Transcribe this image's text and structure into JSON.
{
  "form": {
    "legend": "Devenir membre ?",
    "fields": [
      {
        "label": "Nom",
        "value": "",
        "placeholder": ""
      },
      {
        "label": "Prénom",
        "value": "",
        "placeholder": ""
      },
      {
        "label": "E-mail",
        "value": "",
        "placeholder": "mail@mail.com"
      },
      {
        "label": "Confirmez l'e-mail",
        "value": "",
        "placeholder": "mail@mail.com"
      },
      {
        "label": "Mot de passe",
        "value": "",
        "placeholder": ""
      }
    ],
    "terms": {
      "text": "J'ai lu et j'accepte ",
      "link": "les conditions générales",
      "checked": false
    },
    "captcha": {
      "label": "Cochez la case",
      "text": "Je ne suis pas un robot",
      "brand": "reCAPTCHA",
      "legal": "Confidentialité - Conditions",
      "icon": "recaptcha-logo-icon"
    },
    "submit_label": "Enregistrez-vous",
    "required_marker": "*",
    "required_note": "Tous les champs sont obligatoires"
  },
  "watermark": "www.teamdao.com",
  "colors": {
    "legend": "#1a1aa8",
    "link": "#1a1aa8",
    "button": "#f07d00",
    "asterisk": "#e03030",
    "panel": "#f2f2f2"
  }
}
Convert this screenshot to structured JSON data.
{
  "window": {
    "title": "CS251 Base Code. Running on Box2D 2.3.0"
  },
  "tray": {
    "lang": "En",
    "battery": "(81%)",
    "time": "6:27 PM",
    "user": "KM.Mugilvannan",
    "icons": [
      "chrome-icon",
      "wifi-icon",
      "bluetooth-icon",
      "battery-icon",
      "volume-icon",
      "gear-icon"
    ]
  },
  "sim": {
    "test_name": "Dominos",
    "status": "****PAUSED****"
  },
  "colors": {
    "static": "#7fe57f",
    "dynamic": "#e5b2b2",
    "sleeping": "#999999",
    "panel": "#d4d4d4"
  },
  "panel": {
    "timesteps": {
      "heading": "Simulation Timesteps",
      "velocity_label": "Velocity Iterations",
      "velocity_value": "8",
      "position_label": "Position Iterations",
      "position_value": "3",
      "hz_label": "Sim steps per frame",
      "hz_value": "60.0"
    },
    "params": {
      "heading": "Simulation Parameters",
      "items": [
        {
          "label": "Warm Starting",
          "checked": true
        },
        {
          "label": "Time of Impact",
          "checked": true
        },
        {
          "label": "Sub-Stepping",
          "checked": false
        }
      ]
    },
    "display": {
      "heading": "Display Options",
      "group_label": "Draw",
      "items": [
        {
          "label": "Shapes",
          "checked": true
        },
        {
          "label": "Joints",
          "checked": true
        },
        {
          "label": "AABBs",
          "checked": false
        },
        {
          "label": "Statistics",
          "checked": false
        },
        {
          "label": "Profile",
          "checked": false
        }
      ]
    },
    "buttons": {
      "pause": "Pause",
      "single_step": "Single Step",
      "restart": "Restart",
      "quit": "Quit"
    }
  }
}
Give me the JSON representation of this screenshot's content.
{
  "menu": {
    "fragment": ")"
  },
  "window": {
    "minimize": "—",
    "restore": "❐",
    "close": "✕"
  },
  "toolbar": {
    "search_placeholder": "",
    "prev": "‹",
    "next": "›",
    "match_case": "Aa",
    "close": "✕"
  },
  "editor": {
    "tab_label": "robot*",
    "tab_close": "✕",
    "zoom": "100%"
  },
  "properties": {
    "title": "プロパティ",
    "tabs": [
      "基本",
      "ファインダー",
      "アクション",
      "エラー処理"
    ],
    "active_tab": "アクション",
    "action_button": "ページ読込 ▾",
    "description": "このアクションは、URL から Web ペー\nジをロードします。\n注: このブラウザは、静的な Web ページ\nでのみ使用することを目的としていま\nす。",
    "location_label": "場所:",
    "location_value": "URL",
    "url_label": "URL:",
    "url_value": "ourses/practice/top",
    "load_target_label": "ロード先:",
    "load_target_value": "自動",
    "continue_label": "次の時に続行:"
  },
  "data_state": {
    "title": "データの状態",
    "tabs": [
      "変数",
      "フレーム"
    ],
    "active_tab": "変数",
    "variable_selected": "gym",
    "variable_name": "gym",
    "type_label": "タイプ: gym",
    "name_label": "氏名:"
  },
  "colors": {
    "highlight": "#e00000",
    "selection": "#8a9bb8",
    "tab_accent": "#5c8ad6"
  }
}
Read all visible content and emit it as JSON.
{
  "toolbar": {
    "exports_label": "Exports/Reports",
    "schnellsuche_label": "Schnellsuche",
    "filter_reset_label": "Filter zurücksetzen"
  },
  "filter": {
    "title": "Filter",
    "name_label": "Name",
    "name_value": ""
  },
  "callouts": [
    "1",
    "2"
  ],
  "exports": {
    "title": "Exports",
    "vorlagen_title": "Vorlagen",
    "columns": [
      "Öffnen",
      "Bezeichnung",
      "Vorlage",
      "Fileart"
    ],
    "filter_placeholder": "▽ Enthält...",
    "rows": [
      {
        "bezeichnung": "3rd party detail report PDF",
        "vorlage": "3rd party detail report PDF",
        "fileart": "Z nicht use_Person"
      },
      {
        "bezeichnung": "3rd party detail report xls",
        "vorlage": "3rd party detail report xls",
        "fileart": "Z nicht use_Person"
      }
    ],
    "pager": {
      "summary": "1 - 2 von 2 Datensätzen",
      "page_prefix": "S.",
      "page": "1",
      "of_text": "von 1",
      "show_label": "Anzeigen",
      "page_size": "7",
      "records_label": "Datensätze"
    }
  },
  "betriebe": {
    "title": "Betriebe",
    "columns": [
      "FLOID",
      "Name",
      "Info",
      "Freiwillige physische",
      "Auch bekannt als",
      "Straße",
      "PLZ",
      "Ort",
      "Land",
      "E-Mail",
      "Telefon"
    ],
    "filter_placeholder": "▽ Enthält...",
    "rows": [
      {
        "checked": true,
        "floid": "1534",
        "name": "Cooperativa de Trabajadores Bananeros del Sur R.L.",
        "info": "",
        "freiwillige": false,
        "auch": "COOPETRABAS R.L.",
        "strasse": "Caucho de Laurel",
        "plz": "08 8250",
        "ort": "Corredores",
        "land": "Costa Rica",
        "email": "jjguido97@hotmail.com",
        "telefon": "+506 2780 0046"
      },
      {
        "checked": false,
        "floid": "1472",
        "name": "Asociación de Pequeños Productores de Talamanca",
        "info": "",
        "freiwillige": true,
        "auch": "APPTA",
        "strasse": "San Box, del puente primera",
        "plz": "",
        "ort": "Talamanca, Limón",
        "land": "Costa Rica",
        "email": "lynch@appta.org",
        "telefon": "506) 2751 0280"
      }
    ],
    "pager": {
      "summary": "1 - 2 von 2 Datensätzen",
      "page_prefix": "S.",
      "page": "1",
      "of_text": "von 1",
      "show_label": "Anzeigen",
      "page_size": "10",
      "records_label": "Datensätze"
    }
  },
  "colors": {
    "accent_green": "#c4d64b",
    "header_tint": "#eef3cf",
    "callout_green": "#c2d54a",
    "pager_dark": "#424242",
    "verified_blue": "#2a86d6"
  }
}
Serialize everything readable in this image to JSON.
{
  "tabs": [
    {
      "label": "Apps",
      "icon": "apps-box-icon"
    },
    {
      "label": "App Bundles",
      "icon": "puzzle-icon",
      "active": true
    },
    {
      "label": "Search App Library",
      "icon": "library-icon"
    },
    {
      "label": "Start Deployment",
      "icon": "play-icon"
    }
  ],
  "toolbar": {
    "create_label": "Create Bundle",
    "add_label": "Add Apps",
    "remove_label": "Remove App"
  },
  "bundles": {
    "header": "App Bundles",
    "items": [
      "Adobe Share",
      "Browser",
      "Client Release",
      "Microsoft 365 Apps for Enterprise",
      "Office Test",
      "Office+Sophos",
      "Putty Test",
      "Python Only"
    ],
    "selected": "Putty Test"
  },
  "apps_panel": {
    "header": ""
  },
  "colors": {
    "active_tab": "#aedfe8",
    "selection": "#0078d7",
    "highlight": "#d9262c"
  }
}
•••••
PROBLEM:
Take the lines from the one containing "Serialize everything readable" to the last line of the material above and write them out exactly.

TASK RESULT:
Serialize everything readable in this image to JSON.
{
  "tabs": [
    {
      "label": "Apps",
      "icon": "apps-box-icon"
    },
    {
      "label": "App Bundles",
      "icon": "puzzle-icon",
      "active": true
    },
    {
      "label": "Search App Library",
      "icon": "library-icon"
    },
    {
      "label": "Start Deployment",
      "icon": "play-icon"
    }
  ],
  "toolbar": {
    "create_label": "Create Bundle",
    "add_label": "Add Apps",
    "remove_label": "Remove App"
  },
  "bundles": {
    "header": "App Bundles",
    "items": [
      "Adobe Share",
      "Browser",
      "Client Release",
      "Microsoft 365 Apps for Enterprise",
      "Office Test",
      "Office+Sophos",
      "Putty Test",
      "Python Only"
    ],
    "selected": "Putty Test"
  },
  "apps_panel": {
    "header": ""
  },
  "colors": {
    "active_tab": "#aedfe8",
    "selection": "#0078d7",
    "highlight": "#d9262c"
  }
}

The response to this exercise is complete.